Pull out from the material below all lines with "Output".
>>>>
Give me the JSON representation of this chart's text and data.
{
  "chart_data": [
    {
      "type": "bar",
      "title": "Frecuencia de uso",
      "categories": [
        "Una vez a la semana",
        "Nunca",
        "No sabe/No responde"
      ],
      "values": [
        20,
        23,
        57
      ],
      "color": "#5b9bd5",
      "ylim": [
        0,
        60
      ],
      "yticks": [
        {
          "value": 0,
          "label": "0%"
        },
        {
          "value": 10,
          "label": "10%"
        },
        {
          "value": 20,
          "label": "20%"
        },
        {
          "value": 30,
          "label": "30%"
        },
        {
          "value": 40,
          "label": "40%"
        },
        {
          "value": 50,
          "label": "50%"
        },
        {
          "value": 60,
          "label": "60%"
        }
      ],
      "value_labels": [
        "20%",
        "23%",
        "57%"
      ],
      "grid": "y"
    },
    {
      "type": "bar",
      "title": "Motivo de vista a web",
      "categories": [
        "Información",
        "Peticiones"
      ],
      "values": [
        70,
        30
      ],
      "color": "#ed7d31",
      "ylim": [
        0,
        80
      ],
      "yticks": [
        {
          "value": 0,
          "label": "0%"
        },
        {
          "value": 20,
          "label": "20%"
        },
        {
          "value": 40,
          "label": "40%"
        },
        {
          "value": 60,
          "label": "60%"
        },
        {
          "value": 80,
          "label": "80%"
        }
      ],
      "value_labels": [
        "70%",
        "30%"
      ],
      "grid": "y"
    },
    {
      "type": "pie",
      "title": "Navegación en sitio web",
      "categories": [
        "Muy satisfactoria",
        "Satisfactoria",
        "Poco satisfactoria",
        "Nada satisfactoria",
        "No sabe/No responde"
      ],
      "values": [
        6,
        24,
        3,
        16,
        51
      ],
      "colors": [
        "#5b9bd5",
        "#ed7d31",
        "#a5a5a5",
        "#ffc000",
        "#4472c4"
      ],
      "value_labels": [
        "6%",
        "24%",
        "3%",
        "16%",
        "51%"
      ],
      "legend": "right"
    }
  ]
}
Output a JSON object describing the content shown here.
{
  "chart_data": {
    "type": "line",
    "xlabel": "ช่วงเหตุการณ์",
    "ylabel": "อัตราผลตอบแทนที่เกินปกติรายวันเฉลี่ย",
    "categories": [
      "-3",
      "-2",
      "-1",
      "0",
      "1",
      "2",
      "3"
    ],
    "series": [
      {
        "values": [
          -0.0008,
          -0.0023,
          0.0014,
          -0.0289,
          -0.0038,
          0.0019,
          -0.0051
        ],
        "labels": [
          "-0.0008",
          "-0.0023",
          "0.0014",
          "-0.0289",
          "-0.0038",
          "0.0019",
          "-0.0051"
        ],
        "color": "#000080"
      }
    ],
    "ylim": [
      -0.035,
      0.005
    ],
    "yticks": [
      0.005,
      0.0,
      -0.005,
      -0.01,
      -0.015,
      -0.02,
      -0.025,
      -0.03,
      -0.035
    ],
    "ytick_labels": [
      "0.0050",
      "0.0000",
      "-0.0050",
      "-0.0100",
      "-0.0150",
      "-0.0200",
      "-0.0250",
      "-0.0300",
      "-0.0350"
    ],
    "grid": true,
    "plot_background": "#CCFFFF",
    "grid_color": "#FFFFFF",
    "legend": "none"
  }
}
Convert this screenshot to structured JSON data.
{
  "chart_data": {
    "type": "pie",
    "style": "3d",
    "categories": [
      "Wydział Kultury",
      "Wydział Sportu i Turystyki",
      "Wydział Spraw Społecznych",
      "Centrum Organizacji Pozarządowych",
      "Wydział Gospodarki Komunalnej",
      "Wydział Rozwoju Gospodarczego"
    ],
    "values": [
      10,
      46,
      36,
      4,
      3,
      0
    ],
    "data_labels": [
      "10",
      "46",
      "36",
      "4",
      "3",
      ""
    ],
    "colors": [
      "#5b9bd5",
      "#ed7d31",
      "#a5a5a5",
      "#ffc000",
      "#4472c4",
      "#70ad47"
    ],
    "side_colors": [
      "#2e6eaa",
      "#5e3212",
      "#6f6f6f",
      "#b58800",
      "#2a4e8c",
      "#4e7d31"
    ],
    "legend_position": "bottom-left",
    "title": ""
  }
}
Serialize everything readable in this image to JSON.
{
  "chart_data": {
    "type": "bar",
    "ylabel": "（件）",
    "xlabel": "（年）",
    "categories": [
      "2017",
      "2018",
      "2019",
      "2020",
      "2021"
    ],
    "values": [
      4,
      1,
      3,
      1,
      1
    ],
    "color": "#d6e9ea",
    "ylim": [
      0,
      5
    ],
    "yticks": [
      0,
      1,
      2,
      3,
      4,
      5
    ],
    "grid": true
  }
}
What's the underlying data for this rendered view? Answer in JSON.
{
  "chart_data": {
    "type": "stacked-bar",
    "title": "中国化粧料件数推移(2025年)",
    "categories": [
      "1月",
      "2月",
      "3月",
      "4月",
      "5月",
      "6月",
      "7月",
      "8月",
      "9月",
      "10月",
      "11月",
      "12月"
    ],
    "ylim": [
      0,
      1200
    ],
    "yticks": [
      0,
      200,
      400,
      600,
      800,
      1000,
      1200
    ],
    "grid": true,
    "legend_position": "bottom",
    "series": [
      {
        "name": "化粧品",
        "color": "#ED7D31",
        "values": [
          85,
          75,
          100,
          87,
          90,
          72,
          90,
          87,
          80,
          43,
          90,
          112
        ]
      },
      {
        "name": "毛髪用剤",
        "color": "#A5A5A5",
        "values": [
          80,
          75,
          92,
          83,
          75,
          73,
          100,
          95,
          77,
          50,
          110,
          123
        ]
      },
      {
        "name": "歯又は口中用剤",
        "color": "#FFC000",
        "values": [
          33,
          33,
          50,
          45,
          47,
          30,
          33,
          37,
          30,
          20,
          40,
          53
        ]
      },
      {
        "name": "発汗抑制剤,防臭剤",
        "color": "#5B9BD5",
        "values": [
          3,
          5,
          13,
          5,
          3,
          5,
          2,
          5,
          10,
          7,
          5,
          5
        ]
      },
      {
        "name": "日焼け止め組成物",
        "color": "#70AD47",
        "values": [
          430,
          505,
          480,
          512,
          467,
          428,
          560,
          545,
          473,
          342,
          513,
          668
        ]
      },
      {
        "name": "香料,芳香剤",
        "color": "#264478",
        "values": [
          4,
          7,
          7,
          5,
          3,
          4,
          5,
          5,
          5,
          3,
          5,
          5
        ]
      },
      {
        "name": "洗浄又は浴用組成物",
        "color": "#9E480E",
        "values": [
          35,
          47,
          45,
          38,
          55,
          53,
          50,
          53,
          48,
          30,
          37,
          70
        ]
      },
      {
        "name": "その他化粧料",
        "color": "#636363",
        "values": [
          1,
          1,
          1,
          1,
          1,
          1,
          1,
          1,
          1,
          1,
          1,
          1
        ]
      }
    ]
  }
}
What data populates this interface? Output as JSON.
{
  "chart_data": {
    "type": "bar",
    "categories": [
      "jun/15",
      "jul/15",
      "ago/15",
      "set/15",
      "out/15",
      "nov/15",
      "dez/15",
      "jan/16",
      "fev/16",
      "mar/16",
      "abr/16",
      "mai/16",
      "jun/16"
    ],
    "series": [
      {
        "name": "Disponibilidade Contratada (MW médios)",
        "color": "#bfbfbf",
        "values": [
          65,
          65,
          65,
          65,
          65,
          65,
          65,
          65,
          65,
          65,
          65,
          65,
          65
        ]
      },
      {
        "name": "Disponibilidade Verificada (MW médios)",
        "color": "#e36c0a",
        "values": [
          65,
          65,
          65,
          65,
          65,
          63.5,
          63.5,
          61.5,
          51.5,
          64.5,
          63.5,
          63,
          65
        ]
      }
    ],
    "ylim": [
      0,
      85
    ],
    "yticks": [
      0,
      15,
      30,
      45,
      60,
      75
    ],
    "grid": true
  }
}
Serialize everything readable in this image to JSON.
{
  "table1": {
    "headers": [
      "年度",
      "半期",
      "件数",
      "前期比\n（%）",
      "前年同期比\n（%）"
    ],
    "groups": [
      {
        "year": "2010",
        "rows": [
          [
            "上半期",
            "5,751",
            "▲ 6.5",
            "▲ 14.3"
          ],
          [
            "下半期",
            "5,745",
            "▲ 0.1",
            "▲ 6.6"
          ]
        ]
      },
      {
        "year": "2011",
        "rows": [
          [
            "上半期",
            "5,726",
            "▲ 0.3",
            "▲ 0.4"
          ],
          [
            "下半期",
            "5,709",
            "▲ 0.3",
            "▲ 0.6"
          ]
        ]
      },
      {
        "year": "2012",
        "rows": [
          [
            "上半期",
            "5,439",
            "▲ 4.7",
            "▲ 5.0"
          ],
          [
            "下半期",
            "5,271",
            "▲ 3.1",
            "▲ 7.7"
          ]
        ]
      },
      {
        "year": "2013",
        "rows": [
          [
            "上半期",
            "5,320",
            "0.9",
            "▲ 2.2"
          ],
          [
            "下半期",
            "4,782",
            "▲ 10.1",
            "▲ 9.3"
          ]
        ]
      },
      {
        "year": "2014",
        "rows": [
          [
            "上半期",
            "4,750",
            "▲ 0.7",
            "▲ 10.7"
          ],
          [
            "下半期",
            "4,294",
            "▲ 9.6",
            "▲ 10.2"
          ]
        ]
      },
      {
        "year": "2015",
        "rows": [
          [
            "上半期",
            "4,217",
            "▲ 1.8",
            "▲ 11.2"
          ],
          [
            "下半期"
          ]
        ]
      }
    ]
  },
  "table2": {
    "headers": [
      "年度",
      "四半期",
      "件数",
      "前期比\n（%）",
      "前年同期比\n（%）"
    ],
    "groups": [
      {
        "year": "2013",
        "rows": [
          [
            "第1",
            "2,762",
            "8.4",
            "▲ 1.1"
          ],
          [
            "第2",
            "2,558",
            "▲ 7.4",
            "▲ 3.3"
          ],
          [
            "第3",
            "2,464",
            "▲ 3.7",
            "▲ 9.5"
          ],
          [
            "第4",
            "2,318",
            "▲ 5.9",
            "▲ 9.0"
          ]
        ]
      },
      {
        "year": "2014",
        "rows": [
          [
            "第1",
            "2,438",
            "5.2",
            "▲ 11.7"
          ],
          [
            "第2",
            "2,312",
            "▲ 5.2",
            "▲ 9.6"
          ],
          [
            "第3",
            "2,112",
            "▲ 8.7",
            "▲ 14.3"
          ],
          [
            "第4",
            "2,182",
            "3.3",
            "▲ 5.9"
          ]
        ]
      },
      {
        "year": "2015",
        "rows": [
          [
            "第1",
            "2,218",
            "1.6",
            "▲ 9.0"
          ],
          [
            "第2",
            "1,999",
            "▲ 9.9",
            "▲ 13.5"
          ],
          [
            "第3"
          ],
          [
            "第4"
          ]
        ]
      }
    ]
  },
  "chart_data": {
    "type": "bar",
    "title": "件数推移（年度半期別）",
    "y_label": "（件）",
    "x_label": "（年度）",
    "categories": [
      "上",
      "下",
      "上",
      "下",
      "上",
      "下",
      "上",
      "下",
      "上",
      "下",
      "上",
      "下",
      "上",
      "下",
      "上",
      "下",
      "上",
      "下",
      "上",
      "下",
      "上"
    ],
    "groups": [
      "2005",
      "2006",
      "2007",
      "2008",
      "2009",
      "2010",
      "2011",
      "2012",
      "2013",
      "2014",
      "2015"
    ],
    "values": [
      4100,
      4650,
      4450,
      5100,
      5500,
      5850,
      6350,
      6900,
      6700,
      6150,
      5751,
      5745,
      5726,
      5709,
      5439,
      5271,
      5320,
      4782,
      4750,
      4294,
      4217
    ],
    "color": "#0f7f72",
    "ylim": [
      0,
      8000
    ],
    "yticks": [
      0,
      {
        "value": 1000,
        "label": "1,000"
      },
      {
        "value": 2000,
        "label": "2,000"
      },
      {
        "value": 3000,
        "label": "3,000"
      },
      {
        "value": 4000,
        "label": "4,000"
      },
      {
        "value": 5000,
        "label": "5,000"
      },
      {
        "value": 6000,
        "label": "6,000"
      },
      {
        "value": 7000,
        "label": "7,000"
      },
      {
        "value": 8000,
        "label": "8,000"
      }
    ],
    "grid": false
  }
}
<<<<
## Result
Output a JSON object describing the content shown here.
What data populates this interface? Output as JSON.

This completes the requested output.